§ PROVIDED PASSAGE
# New herps, 3 tanks.



## WolfFish (Jun 30, 2004)

I am going to be getting a 6' and 2 3' foot tanks on a stand soon and want some herps. I was thinking of getting a pacman frog in one of the 3'. Is there a frog like a pacman frog but bigger? I want to decide now so i can get everything ready. I am getting a chameleon also but he will be free roaming. I would prefer something stranger than usual and an omnivour would be a bonus. I like maly uromastyx (sp) but they cost £95 at my lfs, which is a big chunk of the budget. I don't even mind if i have only 1 tiny anole or something in the 6' as long as it requires an enclosure that i can make look good, like a rainforest.
I think you get the idea, also if there is such a thing as something that will rip up a mouse between a group that would be perfect. (a dead mouse).


----------



## Death in #'s (Apr 29, 2003)

there are los of bullfrogs and toads u can put in a 3' tank
a pacman only needs 10g tank for life 
there are lots of snakes that would fit in a 6' tnak
a 6' anole tank would be awesome since they are pretty sctive and u can make them a sick ass setup in that long of a tank


----------



## lemmywinks (Jan 25, 2004)

with the smaller tanks i would try something like a bullfrog in one and maybe a tokay or leopard geckos in the other one.

and for the 6' tank I would do something like anoles, tree frogs, and house geckos


----------



## WolfFish (Jun 30, 2004)

lemmywinks said:


> with the smaller tanks i would try something like a bullfrog in one and maybe a tokay or leopard geckos in the other one.
> 
> and for the 6' tank I would do something like anoles, tree frogs, and house geckos


 in the same tank???

§ DATA LISTING
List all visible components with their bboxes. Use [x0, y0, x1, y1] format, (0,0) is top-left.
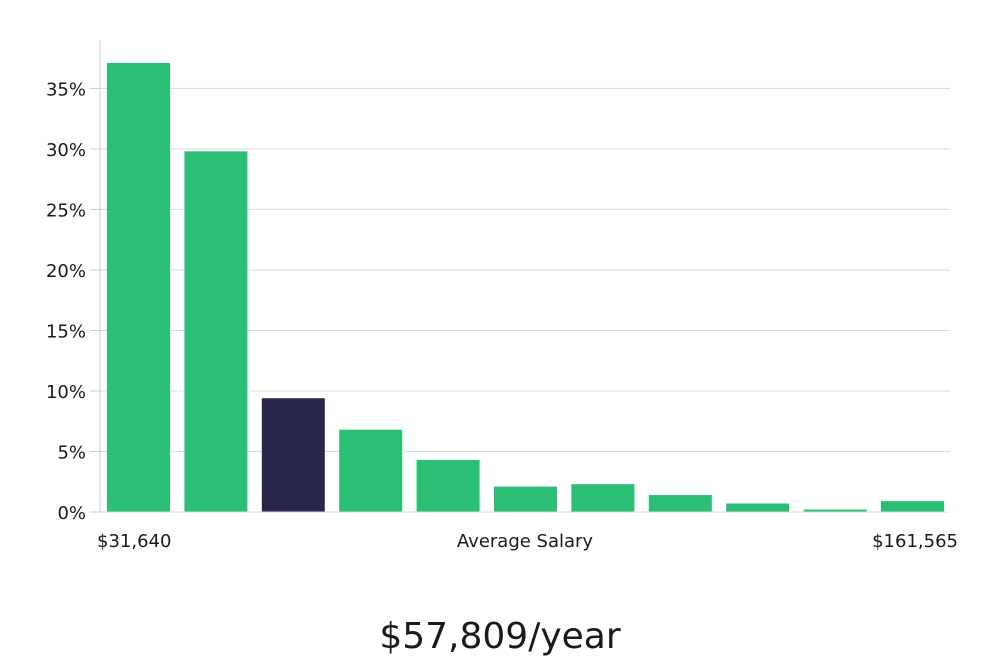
bar [881, 501, 944, 512]
bar [107, 62, 170, 512]
y-tick-label: 30% [46, 140, 86, 161]
bar [726, 503, 790, 512]
y-tick-label: 5% [57, 442, 86, 463]
y-tick-label: 25% [46, 200, 86, 221]
bar [803, 509, 867, 512]
average-salary-headline: $57,809/year [379, 616, 621, 657]
y-tick-label: 35% [46, 79, 86, 100]
x-axis-label: Average Salary [457, 531, 594, 552]
bar-highlighted [261, 398, 325, 512]
bar [494, 486, 557, 512]
bar [339, 429, 403, 512]
bar [571, 484, 635, 512]
axes [90, 40, 950, 513]
y-tick-label: 10% [46, 382, 86, 403]
bar [416, 459, 480, 512]
y-tick-label: 20% [46, 261, 86, 282]
bars [107, 62, 944, 513]
x-min-label: $31,640 [97, 531, 171, 552]
x-max-label: $161,565 [872, 531, 958, 552]
y-tick-labels: 0% 5% 10% 15% 20% 25% 30% 35% [46, 79, 86, 524]
y-tick-label: 15% [46, 321, 86, 342]
bar [648, 495, 712, 512]
bar [184, 151, 248, 513]
y-tick-label: 0% [57, 503, 86, 524]
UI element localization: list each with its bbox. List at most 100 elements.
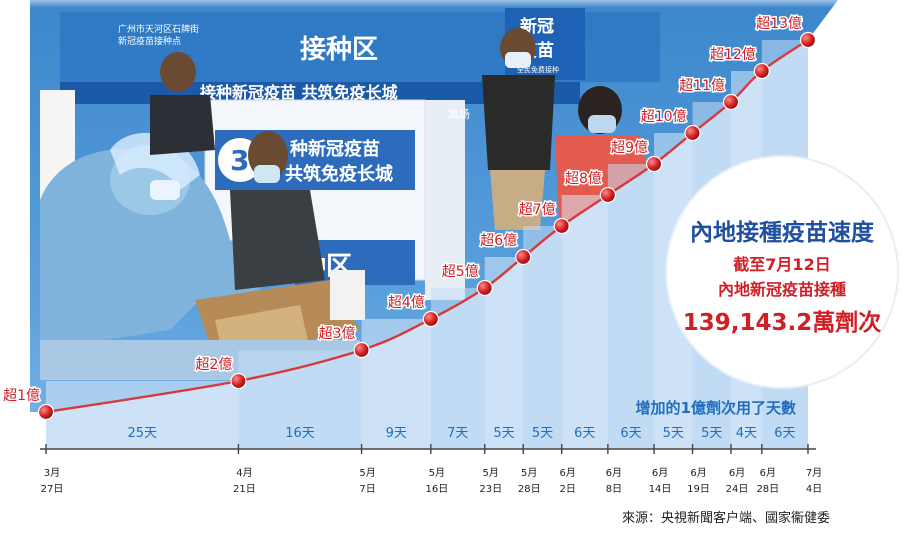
days-label: 6天 (620, 426, 641, 441)
data-point (422, 310, 439, 328)
x-tick-day: 24日 (726, 484, 749, 495)
info-circle (665, 155, 899, 389)
standing-man-left (150, 52, 215, 155)
banner-small-text: 广州市天河区石牌街新冠疫苗接种点 (118, 23, 199, 47)
banner-small-line2: 新冠疫苗接种点 (118, 35, 181, 47)
days-labels: 25天 16天 9天 7天 5天 5天 6天 6天 5天 5天 4天 6天 (127, 426, 795, 441)
point-label: 超6億 (480, 233, 517, 249)
days-label: 5天 (532, 426, 553, 441)
data-point (684, 124, 701, 142)
x-tick-day: 21日 (233, 484, 256, 495)
source-note: 來源：央視新聞客户端、國家衞健委 (622, 510, 830, 526)
day-band (430, 288, 485, 449)
x-tick-month: 6月 (652, 467, 668, 479)
x-tick-day: 2日 (560, 484, 576, 495)
sign-small-text: 全民免费接种 (517, 65, 559, 74)
x-tick-day: 8日 (606, 484, 622, 495)
x-tick-month: 7月 (806, 467, 822, 479)
x-tick-day: 28日 (756, 484, 779, 495)
days-label: 5天 (493, 426, 514, 441)
sign-text-1: 新冠 (520, 16, 554, 37)
patient-man (230, 131, 325, 290)
day-band (46, 381, 239, 449)
x-tick-labels: 3月 27日 4月 21日 5月 7日 5月 16日 5月 23日 5月 28日 6月 2日 6月 8日 6月 1… (41, 467, 823, 495)
point-label: 超4億 (388, 295, 425, 311)
x-tick-month: 6月 (690, 467, 706, 479)
x-axis (40, 444, 816, 454)
point-label: 超9億 (611, 140, 648, 156)
data-point (599, 186, 616, 204)
info-title: 內地接種疫苗速度 (690, 219, 875, 246)
data-point (799, 31, 817, 49)
point-label: 超5億 (442, 264, 479, 280)
x-tick-month: 5月 (429, 467, 445, 479)
days-label: 4天 (736, 426, 757, 441)
data-point (553, 217, 570, 235)
point-label: 超2億 (196, 357, 233, 373)
point-label: 超10億 (641, 109, 687, 125)
point-label: 超7億 (519, 202, 556, 218)
photo-fade (0, 0, 907, 8)
days-heading: 增加的1億劑次用了天數 (636, 399, 796, 417)
x-tick-day: 7日 (359, 484, 375, 495)
x-tick-month: 3月 (44, 467, 60, 479)
board-text: 种新冠疫苗 (289, 138, 380, 160)
point-label: 超13億 (756, 16, 802, 32)
day-band (607, 164, 655, 449)
point-label: 超12億 (710, 47, 756, 63)
day-band (523, 226, 562, 449)
days-label: 5天 (663, 426, 684, 441)
point-label: 超3億 (319, 326, 356, 342)
x-tick-month: 6月 (606, 467, 622, 479)
info-date: 截至7月12日 (733, 255, 830, 274)
banner-small-line1: 广州市天河区石牌街 (118, 23, 199, 35)
data-point (515, 248, 532, 266)
standing-man-center (482, 28, 555, 230)
board-text-2: 共筑免疫长城 (285, 163, 393, 185)
data-point (645, 155, 663, 173)
x-tick-month: 4月 (236, 467, 252, 479)
x-tick-day: 23日 (479, 484, 502, 495)
exit-text: 离场 (448, 107, 470, 121)
x-tick-month: 5月 (521, 467, 537, 479)
x-tick-day: 14日 (649, 484, 672, 495)
info-subtitle: 內地新冠疫苗接種 (718, 280, 846, 299)
x-tick-month: 5月 (359, 467, 375, 479)
data-points (37, 31, 817, 421)
x-tick-day: 19日 (687, 484, 710, 495)
data-point (37, 403, 55, 421)
days-label: 25天 (127, 426, 157, 441)
day-band (361, 319, 431, 449)
x-tick-day: 4日 (806, 484, 822, 495)
x-tick-month: 6月 (729, 467, 745, 479)
days-label: 16天 (285, 426, 315, 441)
day-band (561, 195, 608, 449)
slogan-text: 接种新冠疫苗 共筑免疫长城 (200, 83, 398, 102)
x-tick-day: 28日 (518, 484, 541, 495)
banner-text: 接种区 (300, 35, 378, 65)
x-tick-month: 6月 (760, 467, 776, 479)
x-tick-month: 5月 (483, 467, 499, 479)
data-point (476, 279, 493, 297)
board-number: 3 (230, 144, 249, 177)
info-badge: 內地接種疫苗速度 截至7月12日 內地新冠疫苗接種 139,143.2萬劑次 (665, 155, 899, 389)
info-total: 139,143.2萬劑次 (683, 309, 882, 336)
data-point (753, 62, 770, 80)
point-label: 超8億 (565, 171, 602, 187)
data-point (230, 372, 247, 390)
x-tick-day: 16日 (425, 484, 448, 495)
days-label: 5天 (701, 426, 722, 441)
days-label: 9天 (386, 426, 407, 441)
days-label: 6天 (774, 426, 795, 441)
point-label: 超11億 (679, 78, 725, 94)
days-label: 7天 (447, 426, 468, 441)
x-tick-day: 27日 (41, 484, 64, 495)
point-label: 超1億 (3, 388, 40, 404)
data-point (722, 93, 740, 111)
data-point (353, 341, 370, 359)
x-tick-month: 6月 (560, 467, 576, 479)
days-label: 6天 (574, 426, 595, 441)
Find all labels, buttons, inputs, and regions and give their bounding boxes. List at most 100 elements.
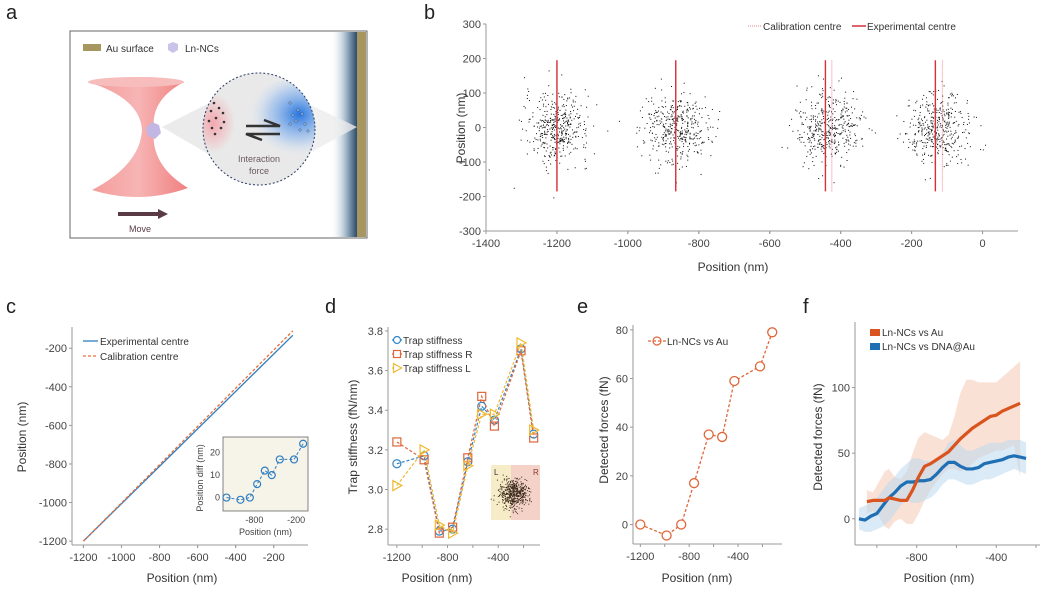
scatter-point xyxy=(665,128,667,130)
scatter-point xyxy=(563,122,565,124)
scatter-point xyxy=(821,131,823,133)
y-tick-label: 3.8 xyxy=(368,326,383,338)
dna-dot xyxy=(306,129,310,133)
scatter-point xyxy=(922,158,924,160)
scatter-point xyxy=(658,145,660,147)
scatter-point xyxy=(685,132,687,134)
scatter-point xyxy=(570,92,572,94)
inset-point xyxy=(530,501,532,503)
scatter-point xyxy=(559,139,561,141)
scatter-point xyxy=(561,74,563,76)
inset-point xyxy=(516,488,518,490)
series-line xyxy=(866,401,1021,504)
inset-point xyxy=(514,496,516,498)
scatter-point xyxy=(553,137,555,139)
scatter-point xyxy=(951,136,953,138)
inset-point xyxy=(515,501,517,503)
scatter-point xyxy=(665,116,667,118)
scatter-point xyxy=(545,106,547,108)
scatter-point xyxy=(663,126,665,128)
scatter-point xyxy=(538,100,540,102)
scatter-point xyxy=(565,105,567,107)
scatter-point xyxy=(548,159,550,161)
scatter-point xyxy=(664,133,666,135)
scatter-point xyxy=(547,130,549,132)
scatter-point xyxy=(943,85,945,87)
y-axis-label: Position (nm) xyxy=(15,402,29,473)
scatter-point xyxy=(967,142,969,144)
y-tick-label: 300 xyxy=(463,19,481,31)
scatter-point xyxy=(855,145,857,147)
scatter-point xyxy=(815,129,817,131)
scatter-point xyxy=(549,117,551,119)
scatter-point xyxy=(945,149,947,151)
inset-point xyxy=(529,500,531,502)
scatter-point xyxy=(961,145,963,147)
scatter-point xyxy=(821,146,823,148)
scatter-point xyxy=(858,117,860,119)
scatter-point xyxy=(931,122,933,124)
scatter-point xyxy=(931,128,933,130)
scatter-point xyxy=(667,138,669,140)
scatter-point xyxy=(577,135,579,137)
scatter-point xyxy=(955,132,957,134)
scatter-point xyxy=(542,124,544,126)
scatter-point xyxy=(656,111,658,113)
inset-point xyxy=(513,484,515,486)
scatter-point xyxy=(950,112,952,114)
inset-point xyxy=(514,510,516,512)
scatter-point xyxy=(951,108,953,110)
y-tick-label: 20 xyxy=(616,471,628,483)
scatter-point xyxy=(829,107,831,109)
scatter-point xyxy=(820,110,822,112)
scatter-point xyxy=(552,93,554,95)
scatter-point xyxy=(815,107,817,109)
x-tick-label: -400 xyxy=(985,552,1007,564)
inset-point xyxy=(513,496,515,498)
scatter-point xyxy=(968,132,970,134)
scatter-point xyxy=(942,147,944,149)
scatter-point xyxy=(583,129,585,131)
scatter-point xyxy=(692,143,694,145)
scatter-point xyxy=(851,125,853,127)
y-axis-label: Detected forces (fN) xyxy=(811,383,825,490)
scatter-point xyxy=(670,143,672,145)
scatter-point xyxy=(650,139,652,141)
scatter-point xyxy=(939,138,941,140)
scatter-point xyxy=(561,133,563,135)
scatter-point xyxy=(563,138,565,140)
scatter-point xyxy=(820,122,822,124)
scatter-point xyxy=(924,116,926,118)
scatter-point xyxy=(553,119,555,121)
scatter-point xyxy=(818,140,820,142)
inset-point xyxy=(511,492,513,494)
scatter-point xyxy=(942,109,944,111)
scatter-point xyxy=(812,161,814,163)
inset-point xyxy=(521,496,523,498)
scatter-point xyxy=(822,112,824,114)
scatter-point xyxy=(812,118,814,120)
scatter-point xyxy=(806,133,808,135)
scatter-point xyxy=(552,129,554,131)
scatter-point xyxy=(547,121,549,123)
scatter-point xyxy=(856,125,858,127)
scatter-point xyxy=(565,125,567,127)
scatter-point xyxy=(677,137,679,139)
scatter-point xyxy=(850,118,852,120)
scatter-point xyxy=(568,114,570,116)
scatter-point xyxy=(802,112,804,114)
scatter-point xyxy=(687,122,689,124)
scatter-point xyxy=(584,160,586,162)
scatter-point xyxy=(947,108,949,110)
centre-lines xyxy=(556,60,944,192)
scatter-point xyxy=(941,101,943,103)
scatter-point xyxy=(937,98,939,100)
scatter-point xyxy=(546,134,548,136)
scatter-point xyxy=(568,121,570,123)
scatter-point xyxy=(672,134,674,136)
scatter-point xyxy=(689,108,691,110)
scatter-point xyxy=(554,135,556,137)
scatter-point xyxy=(650,130,652,132)
scatter-point xyxy=(959,111,961,113)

§ EXERCISE
Continue the forum thread on choosing animals for three new herp tanks, picking up after its final post.

§ FINAL RESULT
i aready have a leopard gecko in another tank and theres room in there for about 5 more.
I like giving my reptiles about 3X more space than needed, becuase i think it looks good. Maybe like 30 anoles in the 6'? That will cost aslot becuase they are about £14 each. They will also need alot of crickets. I might consider a snake but i prefer lizards. Are day geckos good pets? (those colourful ones?)


----------



## lemmywinks (Jan 25, 2004)

sure you could do 30 anoles in the 6' but just make sure you dont get to many males or you might run into a bunch of problems.

I have never personaly kept a day gecko but one of my friends has one and he loves the little guy


----------



## WolfFish (Jun 30, 2004)

i have just looked on

faunology

and anoles are £6. Its an idea, i might get 6 for the 3' instead and keep the 6' for something that needs the room. I don't want fill the tanks, then find something else and wish i got that instead.


----------



## WolfFish (Jun 30, 2004)

what are bullfrogs like? help crockeeper please, you know every species alive i'm sure you can help.


----------



## AL CAPONE (Jul 29, 2004)

in that 6' you could put a jamican anole they get like 18'' to 20''
it would look cool


----------



## WolfFish (Jun 30, 2004)

what are they like to keep? Do you have any pictures?


----------



## CrocKeeper (Dec 26, 2003)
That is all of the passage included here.